[Start EXERCISE MATERIAL]
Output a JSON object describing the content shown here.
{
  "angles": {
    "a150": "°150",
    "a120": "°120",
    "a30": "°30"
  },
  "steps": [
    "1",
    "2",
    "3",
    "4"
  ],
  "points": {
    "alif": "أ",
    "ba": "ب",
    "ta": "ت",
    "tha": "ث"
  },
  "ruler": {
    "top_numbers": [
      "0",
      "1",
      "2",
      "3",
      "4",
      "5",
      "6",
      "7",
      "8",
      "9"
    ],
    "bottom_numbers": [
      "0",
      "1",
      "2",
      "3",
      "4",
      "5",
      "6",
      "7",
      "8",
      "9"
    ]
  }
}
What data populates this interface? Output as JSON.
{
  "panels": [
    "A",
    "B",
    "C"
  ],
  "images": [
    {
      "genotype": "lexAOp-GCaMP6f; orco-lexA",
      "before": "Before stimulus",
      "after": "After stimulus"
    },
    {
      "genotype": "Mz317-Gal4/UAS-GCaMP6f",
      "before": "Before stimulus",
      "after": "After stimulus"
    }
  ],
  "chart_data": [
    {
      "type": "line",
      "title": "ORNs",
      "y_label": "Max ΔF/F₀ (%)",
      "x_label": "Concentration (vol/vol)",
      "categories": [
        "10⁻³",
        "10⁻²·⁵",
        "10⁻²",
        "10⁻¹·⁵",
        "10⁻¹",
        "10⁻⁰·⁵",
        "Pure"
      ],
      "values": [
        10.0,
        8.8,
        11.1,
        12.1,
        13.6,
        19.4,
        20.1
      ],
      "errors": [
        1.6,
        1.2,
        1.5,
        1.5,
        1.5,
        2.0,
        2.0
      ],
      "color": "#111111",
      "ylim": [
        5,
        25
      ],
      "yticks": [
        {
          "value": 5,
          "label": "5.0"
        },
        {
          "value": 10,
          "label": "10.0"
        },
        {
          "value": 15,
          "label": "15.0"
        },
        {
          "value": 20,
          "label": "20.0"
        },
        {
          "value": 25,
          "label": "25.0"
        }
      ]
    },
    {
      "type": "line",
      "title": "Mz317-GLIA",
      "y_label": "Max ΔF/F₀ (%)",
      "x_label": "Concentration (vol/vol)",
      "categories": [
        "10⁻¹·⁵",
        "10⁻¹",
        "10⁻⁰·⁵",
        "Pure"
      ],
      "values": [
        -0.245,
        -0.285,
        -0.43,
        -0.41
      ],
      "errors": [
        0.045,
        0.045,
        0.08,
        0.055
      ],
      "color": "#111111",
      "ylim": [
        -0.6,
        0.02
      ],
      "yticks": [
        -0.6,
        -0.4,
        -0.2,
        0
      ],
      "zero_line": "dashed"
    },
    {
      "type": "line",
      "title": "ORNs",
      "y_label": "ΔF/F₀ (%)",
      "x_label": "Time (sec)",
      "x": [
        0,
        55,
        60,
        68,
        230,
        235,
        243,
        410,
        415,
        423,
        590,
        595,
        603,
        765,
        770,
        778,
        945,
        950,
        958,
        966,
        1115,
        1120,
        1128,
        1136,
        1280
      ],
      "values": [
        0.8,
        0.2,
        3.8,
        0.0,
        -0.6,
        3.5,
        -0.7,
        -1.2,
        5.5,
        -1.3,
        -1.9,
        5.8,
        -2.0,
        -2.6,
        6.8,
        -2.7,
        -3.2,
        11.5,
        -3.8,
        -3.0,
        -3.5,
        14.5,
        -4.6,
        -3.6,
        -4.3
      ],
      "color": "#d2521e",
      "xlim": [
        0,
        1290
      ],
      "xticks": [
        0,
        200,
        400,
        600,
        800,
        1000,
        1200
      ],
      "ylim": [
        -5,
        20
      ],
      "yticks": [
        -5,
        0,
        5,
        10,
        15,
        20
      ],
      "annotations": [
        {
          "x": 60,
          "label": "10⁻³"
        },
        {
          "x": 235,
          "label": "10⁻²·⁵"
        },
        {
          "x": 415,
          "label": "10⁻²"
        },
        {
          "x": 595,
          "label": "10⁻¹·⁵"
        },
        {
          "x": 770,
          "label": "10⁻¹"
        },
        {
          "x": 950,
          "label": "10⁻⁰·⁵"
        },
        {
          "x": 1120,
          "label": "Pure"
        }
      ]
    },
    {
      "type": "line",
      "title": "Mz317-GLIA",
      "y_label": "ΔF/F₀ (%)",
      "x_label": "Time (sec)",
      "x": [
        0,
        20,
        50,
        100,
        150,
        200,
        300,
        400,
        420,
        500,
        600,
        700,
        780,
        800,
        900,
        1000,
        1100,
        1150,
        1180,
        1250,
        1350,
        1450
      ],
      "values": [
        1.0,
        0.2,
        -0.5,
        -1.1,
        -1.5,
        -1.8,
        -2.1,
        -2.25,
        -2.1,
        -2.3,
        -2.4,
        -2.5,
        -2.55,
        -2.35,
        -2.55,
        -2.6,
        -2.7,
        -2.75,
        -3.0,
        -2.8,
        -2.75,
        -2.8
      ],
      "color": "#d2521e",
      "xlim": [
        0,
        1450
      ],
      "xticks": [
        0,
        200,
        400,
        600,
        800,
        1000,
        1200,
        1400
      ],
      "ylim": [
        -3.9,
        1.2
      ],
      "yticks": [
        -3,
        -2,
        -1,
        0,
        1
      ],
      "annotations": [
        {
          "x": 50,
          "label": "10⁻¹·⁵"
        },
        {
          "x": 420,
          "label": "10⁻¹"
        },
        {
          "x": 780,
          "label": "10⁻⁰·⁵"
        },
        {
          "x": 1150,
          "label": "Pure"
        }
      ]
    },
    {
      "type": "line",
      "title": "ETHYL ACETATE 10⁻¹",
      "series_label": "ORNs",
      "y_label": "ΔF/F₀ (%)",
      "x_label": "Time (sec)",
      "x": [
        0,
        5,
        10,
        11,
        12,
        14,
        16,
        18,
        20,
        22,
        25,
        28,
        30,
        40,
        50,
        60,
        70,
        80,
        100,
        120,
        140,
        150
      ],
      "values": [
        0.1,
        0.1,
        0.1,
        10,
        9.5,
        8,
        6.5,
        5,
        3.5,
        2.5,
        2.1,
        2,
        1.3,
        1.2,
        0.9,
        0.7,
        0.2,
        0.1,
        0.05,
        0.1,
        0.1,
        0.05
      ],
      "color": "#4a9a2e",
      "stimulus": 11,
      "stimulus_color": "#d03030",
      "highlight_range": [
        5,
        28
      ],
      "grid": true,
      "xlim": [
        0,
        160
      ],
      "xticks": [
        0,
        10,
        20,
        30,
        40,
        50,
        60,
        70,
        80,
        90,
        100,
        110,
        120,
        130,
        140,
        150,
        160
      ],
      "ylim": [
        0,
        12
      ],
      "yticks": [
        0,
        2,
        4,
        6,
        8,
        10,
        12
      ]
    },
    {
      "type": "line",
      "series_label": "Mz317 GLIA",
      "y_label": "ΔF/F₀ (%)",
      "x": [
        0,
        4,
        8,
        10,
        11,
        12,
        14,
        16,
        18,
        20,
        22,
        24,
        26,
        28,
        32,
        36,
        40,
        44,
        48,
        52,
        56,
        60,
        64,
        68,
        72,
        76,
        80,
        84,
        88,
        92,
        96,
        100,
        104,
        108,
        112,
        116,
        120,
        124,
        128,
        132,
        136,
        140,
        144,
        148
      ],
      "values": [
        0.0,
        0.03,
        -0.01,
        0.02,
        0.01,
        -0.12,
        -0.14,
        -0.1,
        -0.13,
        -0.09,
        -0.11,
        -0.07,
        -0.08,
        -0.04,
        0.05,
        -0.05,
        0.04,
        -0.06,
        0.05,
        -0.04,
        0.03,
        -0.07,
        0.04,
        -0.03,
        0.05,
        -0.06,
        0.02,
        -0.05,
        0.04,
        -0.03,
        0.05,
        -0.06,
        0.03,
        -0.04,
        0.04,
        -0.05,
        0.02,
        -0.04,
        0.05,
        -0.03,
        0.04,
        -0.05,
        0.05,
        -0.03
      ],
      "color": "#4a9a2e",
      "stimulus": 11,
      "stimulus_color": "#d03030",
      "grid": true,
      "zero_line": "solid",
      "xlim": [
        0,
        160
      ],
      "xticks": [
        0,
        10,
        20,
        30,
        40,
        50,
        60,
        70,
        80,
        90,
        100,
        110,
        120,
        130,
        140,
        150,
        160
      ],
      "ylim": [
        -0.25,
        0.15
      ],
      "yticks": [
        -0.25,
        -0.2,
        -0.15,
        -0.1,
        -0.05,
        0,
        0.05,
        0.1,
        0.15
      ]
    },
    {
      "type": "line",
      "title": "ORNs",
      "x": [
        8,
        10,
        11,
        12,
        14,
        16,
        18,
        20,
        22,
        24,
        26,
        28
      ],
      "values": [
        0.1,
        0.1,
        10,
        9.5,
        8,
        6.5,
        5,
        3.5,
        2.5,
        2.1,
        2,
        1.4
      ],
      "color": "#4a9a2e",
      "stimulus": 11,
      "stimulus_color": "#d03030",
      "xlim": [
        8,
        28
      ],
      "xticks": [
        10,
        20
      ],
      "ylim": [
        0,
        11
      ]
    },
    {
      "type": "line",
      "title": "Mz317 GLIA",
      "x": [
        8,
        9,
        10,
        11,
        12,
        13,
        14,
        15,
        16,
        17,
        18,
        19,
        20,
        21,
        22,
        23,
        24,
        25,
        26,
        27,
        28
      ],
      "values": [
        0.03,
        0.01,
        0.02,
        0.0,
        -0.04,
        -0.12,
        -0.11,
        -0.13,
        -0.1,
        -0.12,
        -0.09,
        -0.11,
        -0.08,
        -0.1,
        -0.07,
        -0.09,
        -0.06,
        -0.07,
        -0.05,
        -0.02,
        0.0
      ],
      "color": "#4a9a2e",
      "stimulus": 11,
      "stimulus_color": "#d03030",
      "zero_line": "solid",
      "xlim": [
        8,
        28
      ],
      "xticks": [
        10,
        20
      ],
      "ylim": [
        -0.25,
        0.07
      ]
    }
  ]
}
[End EXERCISE MATERIAL]
[GOAL]
Copy every line of the data that holds the string "JSON".

[TASK ANSWER]
Output a JSON object describing the content shown here.
What data populates this interface? Output as JSON.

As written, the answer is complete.